* start Source records *

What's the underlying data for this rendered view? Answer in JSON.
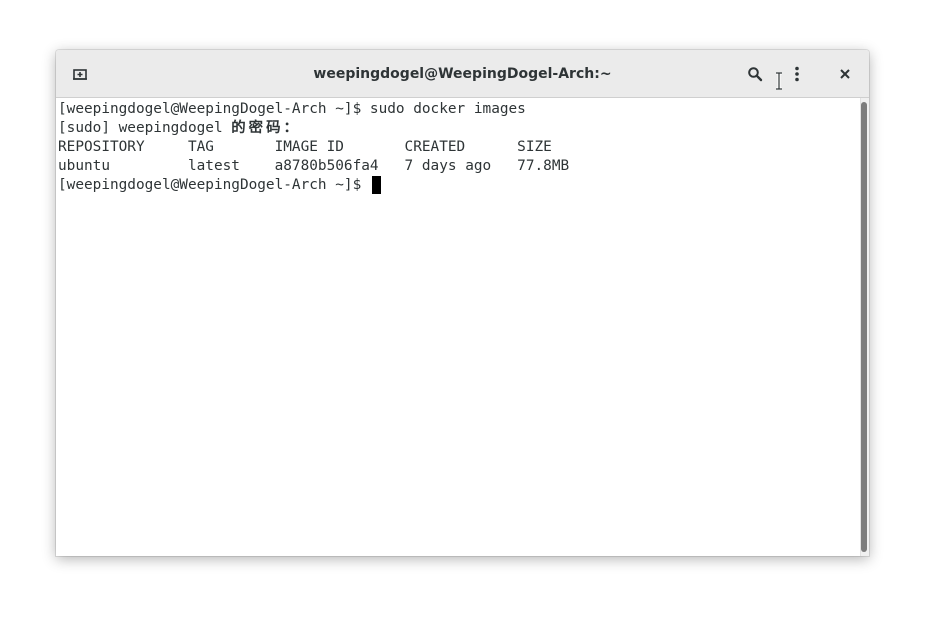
{
  "window": {
    "title": "weepingdogel@WeepingDogel-Arch:~"
  },
  "header": {
    "icons": {
      "new_tab": "new-tab-icon",
      "search": "search-icon",
      "menu": "kebab-menu-icon",
      "close": "close-icon"
    }
  },
  "terminal": {
    "lines": [
      {
        "text": "[weepingdogel@WeepingDogel-Arch ~]$ sudo docker images"
      },
      {
        "prefix": "[sudo] weepingdogel ",
        "cjk": "的密码："
      },
      {
        "text": "REPOSITORY     TAG       IMAGE ID       CREATED      SIZE"
      },
      {
        "text": "ubuntu         latest    a8780b506fa4   7 days ago   77.8MB"
      },
      {
        "text": "[weepingdogel@WeepingDogel-Arch ~]$ "
      }
    ]
  },
  "colors": {
    "headerbar": "#ebebeb",
    "text": "#2e3436",
    "cursor": "#000000"
  }
}
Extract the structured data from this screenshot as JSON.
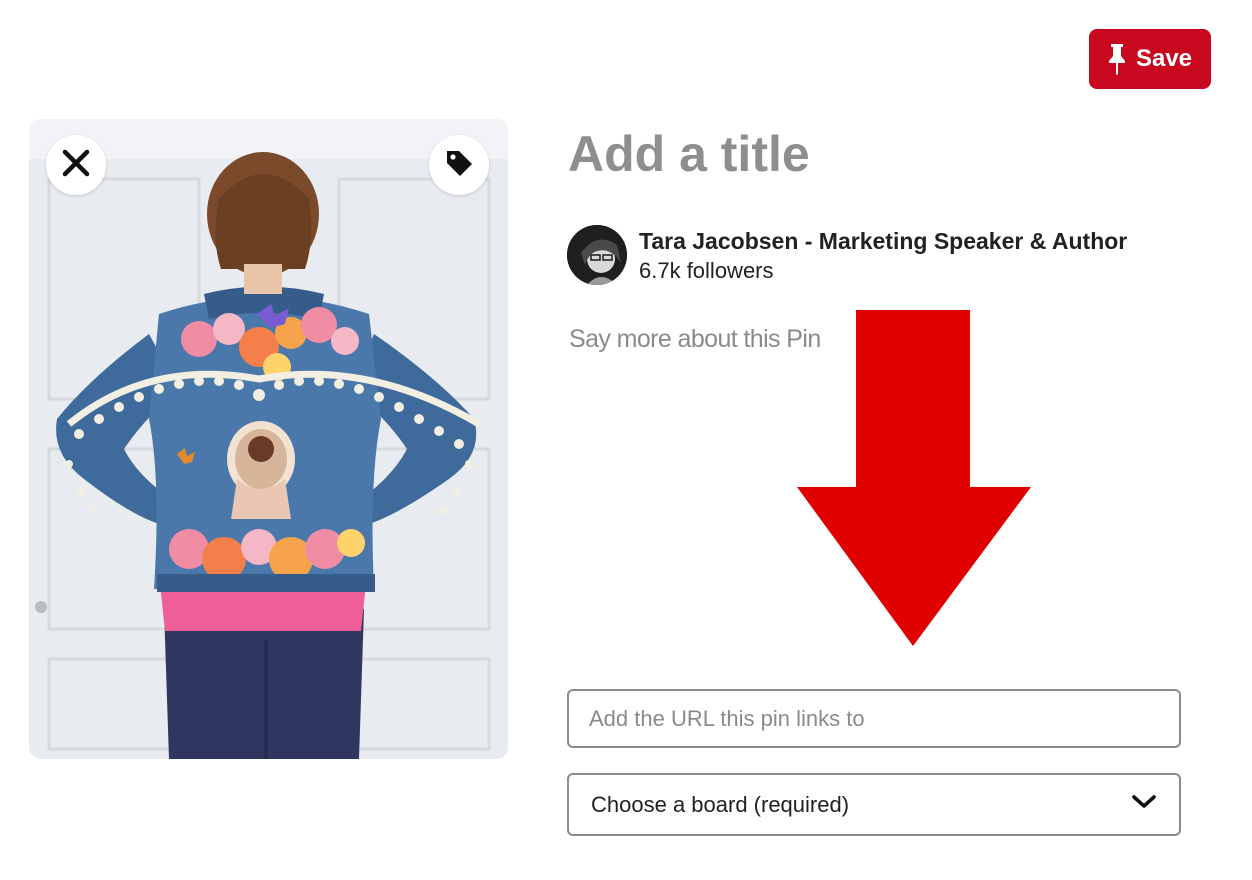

* end Source records *

:: Aim of the exercise ::
Only lines with "this" are wanted here; list each of them.

:: Exercise answer ::
What's the underlying data for this rendered view? Answer in JSON.
Extract the structured data from this screenshot as JSON.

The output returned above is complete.